━━━ RECORDS FOR THE TASK ━━━

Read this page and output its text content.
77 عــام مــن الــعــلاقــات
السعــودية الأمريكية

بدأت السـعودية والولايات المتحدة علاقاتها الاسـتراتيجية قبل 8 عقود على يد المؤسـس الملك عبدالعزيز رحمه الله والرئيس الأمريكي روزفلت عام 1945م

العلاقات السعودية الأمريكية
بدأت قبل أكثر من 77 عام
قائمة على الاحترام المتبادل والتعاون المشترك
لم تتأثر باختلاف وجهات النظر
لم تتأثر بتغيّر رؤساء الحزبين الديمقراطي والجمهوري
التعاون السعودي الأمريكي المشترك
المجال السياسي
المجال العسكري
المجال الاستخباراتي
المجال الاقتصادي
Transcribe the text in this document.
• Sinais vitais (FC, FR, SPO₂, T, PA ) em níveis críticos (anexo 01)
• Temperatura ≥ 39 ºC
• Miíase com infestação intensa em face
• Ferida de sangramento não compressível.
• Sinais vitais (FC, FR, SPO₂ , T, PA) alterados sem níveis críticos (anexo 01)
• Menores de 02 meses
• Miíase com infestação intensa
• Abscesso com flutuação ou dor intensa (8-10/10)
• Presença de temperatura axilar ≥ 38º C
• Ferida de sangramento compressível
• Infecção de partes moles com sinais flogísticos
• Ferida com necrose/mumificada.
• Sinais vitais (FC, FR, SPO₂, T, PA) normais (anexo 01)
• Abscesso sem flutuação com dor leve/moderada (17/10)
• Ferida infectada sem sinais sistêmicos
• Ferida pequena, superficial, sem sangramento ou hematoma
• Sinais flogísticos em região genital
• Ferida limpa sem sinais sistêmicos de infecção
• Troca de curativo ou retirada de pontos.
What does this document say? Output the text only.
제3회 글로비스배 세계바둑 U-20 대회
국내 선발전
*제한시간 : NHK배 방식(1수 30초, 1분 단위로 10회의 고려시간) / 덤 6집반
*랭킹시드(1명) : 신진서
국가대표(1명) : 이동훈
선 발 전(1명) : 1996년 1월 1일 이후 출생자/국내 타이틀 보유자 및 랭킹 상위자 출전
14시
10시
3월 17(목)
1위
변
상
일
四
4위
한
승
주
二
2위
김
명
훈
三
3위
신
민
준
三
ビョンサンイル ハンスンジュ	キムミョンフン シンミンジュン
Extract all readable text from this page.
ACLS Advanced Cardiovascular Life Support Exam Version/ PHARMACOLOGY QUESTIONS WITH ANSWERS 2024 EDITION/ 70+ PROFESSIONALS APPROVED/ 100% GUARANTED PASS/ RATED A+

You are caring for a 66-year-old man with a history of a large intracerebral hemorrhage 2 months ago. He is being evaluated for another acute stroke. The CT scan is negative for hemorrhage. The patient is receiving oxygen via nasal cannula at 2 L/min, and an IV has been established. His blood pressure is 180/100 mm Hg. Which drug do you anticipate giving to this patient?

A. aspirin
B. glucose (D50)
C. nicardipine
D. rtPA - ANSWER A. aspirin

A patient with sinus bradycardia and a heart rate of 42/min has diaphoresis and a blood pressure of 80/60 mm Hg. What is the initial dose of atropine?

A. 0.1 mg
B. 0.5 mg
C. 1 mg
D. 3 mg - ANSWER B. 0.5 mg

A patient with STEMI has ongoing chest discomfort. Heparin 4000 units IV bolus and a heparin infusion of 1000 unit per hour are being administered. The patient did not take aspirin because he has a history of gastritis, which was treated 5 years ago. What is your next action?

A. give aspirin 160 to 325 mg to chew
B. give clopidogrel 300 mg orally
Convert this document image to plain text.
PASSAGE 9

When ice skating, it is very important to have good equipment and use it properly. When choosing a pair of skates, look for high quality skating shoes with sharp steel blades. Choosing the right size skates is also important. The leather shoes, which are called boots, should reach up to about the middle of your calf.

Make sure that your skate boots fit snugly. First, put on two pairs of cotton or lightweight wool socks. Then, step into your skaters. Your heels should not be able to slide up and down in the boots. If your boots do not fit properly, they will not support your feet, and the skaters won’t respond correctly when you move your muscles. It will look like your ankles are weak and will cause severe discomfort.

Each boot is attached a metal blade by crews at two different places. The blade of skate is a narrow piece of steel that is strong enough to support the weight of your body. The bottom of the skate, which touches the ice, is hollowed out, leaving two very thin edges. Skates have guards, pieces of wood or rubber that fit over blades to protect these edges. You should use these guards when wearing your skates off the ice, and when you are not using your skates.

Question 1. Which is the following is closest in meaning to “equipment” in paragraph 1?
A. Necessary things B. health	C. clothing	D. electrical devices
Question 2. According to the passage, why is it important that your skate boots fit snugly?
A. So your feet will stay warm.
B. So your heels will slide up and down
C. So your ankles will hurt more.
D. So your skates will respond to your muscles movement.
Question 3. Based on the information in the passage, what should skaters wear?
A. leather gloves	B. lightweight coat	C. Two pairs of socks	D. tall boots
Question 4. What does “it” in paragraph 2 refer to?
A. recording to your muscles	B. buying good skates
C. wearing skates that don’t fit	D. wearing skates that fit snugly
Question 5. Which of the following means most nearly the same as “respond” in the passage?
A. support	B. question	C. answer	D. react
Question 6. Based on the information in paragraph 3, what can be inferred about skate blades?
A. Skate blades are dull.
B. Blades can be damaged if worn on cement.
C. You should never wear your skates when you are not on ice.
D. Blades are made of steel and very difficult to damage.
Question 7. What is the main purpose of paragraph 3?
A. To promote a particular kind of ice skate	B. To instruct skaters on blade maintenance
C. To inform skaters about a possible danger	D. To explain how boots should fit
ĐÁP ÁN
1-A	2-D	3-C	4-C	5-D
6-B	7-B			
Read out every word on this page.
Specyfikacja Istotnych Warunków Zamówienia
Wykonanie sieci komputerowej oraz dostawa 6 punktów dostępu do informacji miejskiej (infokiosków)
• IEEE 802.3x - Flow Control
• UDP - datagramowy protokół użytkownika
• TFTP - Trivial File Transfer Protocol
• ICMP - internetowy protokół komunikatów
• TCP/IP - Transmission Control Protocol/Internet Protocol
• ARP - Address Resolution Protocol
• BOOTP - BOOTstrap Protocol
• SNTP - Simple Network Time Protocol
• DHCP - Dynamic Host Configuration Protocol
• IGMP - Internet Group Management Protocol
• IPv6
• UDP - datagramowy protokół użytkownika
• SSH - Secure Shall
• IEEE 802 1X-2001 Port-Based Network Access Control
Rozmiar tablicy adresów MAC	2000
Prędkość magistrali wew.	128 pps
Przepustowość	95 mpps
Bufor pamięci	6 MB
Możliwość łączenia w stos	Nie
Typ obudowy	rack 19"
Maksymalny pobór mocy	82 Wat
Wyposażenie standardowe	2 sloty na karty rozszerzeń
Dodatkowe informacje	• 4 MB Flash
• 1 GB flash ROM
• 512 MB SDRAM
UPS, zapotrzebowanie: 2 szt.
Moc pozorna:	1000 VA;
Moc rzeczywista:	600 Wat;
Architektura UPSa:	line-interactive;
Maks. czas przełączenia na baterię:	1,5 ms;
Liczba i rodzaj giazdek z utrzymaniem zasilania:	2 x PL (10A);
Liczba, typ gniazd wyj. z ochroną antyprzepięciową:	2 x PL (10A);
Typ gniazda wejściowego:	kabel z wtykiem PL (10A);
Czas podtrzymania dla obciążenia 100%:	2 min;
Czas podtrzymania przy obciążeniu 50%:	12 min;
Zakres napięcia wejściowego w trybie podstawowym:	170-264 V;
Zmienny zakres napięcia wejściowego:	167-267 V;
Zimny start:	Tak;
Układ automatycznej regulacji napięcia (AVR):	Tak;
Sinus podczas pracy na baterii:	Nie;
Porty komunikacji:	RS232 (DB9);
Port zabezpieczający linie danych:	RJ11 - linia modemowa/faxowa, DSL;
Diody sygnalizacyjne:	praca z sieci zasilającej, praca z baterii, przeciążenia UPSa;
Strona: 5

━━━

* _WHAT TO PRODUCE_
Identify the lines of the data that contain the word "Control". Copy each of them.

* _RESPONSE BELOW_
• IEEE 802.3x - Flow Control
• TCP/IP - Transmission Control Protocol/Internet Protocol
• IEEE 802 1X-2001 Port-Based Network Access Control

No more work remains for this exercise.